Task description: Your task is to filter the data below down to the lines holding "type".

Input rows:
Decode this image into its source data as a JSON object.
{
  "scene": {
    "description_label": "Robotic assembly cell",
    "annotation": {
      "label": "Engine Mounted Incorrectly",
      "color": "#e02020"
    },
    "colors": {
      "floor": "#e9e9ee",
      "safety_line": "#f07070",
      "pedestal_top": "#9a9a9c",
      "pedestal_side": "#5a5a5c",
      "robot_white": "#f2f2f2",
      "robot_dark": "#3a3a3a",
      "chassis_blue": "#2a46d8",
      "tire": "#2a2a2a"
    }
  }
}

...

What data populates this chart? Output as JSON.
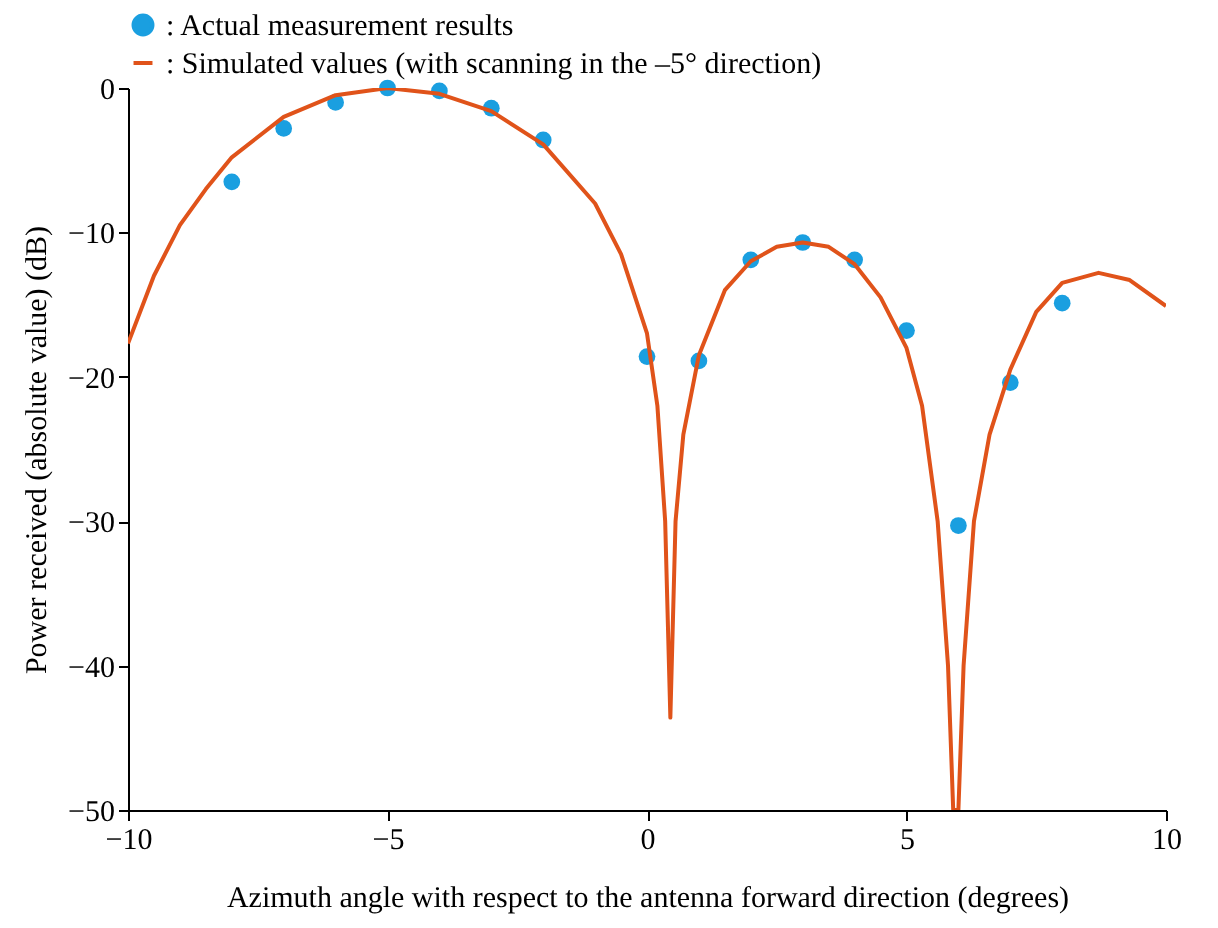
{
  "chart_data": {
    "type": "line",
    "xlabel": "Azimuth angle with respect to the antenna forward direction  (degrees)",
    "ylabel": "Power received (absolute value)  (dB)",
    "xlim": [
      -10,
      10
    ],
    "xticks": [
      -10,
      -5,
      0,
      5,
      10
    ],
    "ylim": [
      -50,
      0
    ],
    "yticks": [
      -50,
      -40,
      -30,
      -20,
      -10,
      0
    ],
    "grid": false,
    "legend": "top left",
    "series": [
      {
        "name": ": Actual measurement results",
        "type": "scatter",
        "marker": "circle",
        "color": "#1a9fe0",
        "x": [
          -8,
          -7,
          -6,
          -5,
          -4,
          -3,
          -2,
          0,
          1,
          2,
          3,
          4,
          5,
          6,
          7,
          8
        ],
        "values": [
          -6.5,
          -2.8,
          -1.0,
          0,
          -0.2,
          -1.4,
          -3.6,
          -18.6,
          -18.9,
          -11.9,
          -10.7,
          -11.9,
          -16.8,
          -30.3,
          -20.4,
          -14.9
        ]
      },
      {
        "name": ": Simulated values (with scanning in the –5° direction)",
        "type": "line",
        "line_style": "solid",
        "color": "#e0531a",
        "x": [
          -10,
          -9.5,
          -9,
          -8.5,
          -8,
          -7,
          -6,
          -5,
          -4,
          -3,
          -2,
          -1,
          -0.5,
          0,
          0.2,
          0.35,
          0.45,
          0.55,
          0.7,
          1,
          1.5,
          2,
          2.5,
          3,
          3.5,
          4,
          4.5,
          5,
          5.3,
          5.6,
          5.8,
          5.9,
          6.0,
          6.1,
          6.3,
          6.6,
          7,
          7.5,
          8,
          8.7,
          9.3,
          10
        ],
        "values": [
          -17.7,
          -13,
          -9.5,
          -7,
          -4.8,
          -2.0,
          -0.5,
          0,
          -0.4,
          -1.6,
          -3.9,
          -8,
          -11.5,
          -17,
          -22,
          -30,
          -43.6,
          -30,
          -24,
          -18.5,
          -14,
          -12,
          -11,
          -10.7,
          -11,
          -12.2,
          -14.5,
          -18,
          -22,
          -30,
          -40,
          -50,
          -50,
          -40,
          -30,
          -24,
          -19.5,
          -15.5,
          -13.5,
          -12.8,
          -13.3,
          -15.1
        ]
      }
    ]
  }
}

--

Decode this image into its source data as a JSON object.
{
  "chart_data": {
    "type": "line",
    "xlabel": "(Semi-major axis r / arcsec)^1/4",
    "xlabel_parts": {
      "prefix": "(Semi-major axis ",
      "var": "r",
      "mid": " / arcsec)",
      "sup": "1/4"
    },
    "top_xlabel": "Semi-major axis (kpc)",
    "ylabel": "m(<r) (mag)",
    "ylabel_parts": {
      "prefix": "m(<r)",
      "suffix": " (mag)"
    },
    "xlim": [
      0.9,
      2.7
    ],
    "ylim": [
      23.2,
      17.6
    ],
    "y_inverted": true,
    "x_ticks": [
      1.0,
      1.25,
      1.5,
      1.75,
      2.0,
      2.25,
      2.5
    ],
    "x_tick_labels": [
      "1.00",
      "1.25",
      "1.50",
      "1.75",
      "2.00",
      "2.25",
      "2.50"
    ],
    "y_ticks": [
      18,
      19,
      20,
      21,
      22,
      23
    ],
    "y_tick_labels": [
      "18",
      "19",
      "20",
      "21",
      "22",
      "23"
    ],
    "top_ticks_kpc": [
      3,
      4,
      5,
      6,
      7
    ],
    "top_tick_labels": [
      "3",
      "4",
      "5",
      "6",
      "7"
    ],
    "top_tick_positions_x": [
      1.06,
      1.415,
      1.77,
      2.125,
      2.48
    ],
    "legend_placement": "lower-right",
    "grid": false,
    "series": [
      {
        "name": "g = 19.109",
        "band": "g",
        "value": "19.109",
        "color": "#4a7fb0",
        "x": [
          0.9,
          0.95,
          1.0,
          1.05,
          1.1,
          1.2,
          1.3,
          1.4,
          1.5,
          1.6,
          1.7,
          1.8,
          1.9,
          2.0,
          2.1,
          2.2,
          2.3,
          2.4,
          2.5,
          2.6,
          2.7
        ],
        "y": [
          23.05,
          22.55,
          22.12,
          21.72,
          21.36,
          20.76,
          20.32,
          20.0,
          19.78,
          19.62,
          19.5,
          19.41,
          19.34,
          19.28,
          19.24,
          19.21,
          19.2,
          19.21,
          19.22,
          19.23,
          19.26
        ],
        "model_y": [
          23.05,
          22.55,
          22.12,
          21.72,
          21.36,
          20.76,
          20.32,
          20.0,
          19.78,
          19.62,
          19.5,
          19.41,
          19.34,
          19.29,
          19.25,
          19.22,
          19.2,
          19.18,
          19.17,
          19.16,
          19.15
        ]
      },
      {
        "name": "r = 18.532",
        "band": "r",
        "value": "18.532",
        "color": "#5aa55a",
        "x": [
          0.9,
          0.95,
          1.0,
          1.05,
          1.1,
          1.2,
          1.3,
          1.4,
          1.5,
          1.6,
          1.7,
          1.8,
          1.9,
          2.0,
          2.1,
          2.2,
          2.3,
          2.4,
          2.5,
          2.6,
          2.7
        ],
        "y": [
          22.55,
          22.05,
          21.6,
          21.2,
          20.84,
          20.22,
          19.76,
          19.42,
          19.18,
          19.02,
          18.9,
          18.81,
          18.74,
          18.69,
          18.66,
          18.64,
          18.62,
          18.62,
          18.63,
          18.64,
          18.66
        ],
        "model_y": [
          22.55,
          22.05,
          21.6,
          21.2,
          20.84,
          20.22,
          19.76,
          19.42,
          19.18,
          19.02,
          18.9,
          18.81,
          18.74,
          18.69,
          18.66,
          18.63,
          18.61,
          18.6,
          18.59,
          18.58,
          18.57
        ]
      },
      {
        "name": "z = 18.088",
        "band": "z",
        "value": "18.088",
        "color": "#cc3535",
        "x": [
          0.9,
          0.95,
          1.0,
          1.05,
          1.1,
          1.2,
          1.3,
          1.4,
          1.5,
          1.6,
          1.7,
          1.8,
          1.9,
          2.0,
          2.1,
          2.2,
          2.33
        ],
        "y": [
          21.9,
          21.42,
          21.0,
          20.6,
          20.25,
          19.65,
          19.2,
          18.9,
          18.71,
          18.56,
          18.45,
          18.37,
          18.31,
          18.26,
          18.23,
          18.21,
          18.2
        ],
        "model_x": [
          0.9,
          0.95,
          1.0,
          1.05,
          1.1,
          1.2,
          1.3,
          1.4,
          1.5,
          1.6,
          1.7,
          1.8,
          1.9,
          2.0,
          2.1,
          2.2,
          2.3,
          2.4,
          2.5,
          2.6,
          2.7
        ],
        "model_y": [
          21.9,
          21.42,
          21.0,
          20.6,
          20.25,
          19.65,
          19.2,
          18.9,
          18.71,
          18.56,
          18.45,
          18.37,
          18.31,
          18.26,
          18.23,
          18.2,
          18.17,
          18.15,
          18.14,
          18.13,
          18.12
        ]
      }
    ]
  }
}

Answer for this exercise:
    "type": "line",
        "type": "scatter",
        "type": "line",
    "type": "line",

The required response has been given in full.